## PASSAGE TO READ
□ □ □ □ □ □ □
BACKGROUND: Chronic neck pain is a highly prevalent condition, affecting 10% to 24% of the general population. Transcutaneous electrical nerve stimulation (TENS) is the noninvasive, transcutaneous use of electrical stimulation to produce analgesia. It is a simple, low-cost and safe intervention used in clinical practice as an adjunct treatment for painful musculoskeletal conditions that have a considerable impact on daily activities, such as chronic neck pain. This review is a split from a Cochrane Review on electrotherapy for neck pain, published in 2013, and focuses specifically on TENS for chronic neck pain.
OBJECTIVES: To evaluate the effectiveness of transcutaneous electrical nerve stimulation (TENS) (alone or in association with other interventions) compared with sham and other clinical interventions for the treatment of chronic neck pain.
SEARCH METHODS: We searched Cochrane Back and Neck Trials Register, CENTRAL, MEDLINE, Embase, five other databases and two trials registers to 9 November 2018. We also screened the reference lists of relevant studies to identify additional trials. There were no language, source, or publication date restrictions.
SELECTION CRITERIA: We included randomised controlled trials (RCTs) involving adults (= 18 years of age) with chronic neck pain (lasting > 12 weeks) that compared TENS alone or in combination with other treatments versus active or inactive treatments. The primary outcomes were pain, disability and adverse events.
DATA COLLECTION AND ANALYSIS: Two independent review authors selected the trials, extracted data and assessed the risk of bias of included studies. A third review author was consulted in case of disagreements. We used the Cochrane 'Risk of bias' tool (adapted by Cochrane Back and Neck), to assess the risk of bias of individual trials and GRADE to assess the certainty of evidence. We used risk ratios (RRs) to measure treatment effects for dichotomous outcomes, and mean differences (MDs) for continuous outcomes, with their respective 95% confidence intervals (CIs).
MAIN RESULTS: We included seven RCTs with a total of 651 participants, mean age 31.7 to 55.5 years, conducted in three different countries (Turkey, Jordan and China). The length of follow-up ranged from one week to six months. Most RCTs used continuous TENS, with a frequency of 60 Hz to 100 Hz, pulse width of 40 µs to 250 µs and tolerable intensity, described as a tingling sensation without contraction, in daily sessions lasting 20 to 60 minutes. Due to heterogeneity in interventions and outcomes, we did not pool individual study data into meta-analyses. Overall, we judged most studies as being at low risk for selection bias and high risk for performance and detection bias. Based on the GRADE approach, there was very low-certainty evidence from two trials about the effects of conventional TENS when compared to sham TENS at short-term (up to 3 months after treatment) follow-up, on pain (assessed by the Visual Analogue Scale (VAS)) (MD -0.10, 95% CI -0.97 to 0.77) and the percentage of participants presenting improvement of pain (RR 1.57, 95% CI 0.84 to 2.92). None of the included studies reported on disability or adverse events.
AUTHORS' CONCLUSIONS: This review found very low-certainty evidence of a difference between TENS compared to sham TENS on reducing neck pain; therefore, we are unsure about the effect estimate. At present, there is insufficient evidence regarding the use of TENS in patients with chronic neck pain. Additional well-designed, -conducted and -reported RCTs are needed to reach robust conclusions.
|Rehab Clinician (OT/PT)|
As a GP, the usefulness of TENS for chronic neck pain is of high interest. This independent review of the literature found no strong and limited low-certainty evidence for its usefulness in this context. This can help guide discussions with patients who may be exploring the value of this treatment.
Currently, there is insufficient evidence regarding the use of TENS in people with chronic neck pain. Additional well-designed, -conducted and -reported RCTs are needed to reach robust conclusions. The certainty of evidence was very low for all outcomes in all comparisons, downgraded due to risk for bias (performance and detection bias) and imprecision (small sample size and wide CIs).
This result is matched with my impression in practice.
This is a useful summary. The knowledge and findings are in accordance with my current understanding.
This is likely to be old news for most people, and has not found anything to warrant advertising apart from what we usually find from a systematic review in these areas that do not have high quality high power RCTs.
□ □ □ □ □ □ □
## EXERCISE PROMPT
For each statement, (a), (b) and (c), answer yes or no to whether it agrees with the text on TENS for chronic neck pain, and quote the words from that text that decide it. (a) The included trials were carried out in Turkey, Jordan and China. (b) The search was limited to studies published in English. (c) Some of the included studies reported on adverse events.

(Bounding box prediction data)
□ □ □ □ □ □ □
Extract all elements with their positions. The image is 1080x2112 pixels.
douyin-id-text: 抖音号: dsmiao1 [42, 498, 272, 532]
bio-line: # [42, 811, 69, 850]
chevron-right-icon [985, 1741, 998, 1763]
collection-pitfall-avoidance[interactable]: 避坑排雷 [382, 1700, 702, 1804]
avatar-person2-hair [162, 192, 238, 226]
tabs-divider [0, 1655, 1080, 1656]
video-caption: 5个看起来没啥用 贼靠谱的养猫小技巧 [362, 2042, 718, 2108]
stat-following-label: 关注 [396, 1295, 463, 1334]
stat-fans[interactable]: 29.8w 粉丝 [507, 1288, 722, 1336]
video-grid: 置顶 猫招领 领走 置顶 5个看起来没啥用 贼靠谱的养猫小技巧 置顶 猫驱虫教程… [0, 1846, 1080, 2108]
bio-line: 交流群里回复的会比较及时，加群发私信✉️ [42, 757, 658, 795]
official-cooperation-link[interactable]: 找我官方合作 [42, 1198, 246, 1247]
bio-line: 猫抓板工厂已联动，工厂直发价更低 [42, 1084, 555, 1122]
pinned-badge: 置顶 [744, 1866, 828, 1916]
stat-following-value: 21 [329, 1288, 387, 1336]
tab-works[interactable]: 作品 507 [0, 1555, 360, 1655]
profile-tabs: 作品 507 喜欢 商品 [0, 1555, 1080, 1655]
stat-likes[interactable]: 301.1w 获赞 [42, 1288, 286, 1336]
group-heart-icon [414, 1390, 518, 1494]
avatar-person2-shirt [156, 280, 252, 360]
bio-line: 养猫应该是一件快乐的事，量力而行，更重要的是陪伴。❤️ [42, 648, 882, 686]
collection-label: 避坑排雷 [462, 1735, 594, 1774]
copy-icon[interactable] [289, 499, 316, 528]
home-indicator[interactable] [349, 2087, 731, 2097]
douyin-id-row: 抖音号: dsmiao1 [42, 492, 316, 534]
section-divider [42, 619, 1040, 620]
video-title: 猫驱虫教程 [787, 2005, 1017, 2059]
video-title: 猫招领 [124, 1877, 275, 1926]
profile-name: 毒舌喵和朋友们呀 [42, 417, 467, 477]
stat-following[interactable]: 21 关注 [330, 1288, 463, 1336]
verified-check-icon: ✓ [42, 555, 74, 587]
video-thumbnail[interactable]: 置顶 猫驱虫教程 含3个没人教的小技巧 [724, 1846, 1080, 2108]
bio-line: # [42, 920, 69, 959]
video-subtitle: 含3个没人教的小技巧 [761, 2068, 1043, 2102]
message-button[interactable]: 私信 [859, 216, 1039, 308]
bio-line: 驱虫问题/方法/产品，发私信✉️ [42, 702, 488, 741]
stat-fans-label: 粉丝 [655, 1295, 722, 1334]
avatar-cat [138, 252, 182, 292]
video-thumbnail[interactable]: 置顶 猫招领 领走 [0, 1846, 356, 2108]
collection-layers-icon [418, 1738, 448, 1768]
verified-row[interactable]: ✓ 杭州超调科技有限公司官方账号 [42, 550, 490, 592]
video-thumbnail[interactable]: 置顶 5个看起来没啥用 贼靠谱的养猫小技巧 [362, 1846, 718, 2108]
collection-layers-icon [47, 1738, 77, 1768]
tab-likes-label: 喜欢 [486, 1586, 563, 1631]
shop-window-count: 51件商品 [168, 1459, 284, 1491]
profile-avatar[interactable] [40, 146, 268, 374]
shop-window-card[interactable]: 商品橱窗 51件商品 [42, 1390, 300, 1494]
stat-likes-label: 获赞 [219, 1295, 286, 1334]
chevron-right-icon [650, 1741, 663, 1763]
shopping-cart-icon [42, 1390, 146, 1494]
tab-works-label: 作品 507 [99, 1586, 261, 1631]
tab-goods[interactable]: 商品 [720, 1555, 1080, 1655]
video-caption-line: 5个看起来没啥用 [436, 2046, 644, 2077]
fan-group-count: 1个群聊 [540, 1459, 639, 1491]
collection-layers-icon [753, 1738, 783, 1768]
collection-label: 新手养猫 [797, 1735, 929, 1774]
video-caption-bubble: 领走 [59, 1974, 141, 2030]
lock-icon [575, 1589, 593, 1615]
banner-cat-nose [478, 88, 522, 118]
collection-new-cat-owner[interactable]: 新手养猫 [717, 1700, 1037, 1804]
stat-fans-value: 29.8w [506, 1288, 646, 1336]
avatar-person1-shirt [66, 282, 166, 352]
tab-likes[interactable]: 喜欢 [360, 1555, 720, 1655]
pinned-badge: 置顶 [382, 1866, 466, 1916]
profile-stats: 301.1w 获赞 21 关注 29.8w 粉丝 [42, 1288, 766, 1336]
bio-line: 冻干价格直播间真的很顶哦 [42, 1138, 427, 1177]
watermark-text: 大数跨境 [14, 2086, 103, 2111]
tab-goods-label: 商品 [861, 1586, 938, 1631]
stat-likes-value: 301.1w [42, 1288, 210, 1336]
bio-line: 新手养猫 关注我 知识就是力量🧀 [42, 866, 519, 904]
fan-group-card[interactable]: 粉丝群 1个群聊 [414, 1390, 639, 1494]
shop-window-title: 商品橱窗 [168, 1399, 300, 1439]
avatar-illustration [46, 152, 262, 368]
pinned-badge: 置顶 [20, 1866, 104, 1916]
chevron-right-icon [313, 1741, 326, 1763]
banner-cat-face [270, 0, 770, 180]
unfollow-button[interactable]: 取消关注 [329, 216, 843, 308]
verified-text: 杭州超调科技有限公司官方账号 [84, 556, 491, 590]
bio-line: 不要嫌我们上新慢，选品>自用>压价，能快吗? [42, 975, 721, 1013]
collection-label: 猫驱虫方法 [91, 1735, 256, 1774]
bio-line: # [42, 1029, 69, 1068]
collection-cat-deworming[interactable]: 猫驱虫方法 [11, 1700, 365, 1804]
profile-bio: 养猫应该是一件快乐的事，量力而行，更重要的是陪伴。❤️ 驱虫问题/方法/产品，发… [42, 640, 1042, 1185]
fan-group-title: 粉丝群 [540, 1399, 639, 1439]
□ □ □ □ □ □ □
## SOLUTION FOR THIS EXERCISE
(a) Yes: "conducted in three different countries (Turkey, Jordan and China)"
(b) No: "There were no language, source, or publication date restrictions."
(c) No: "None of the included studies reported on disability or adverse events."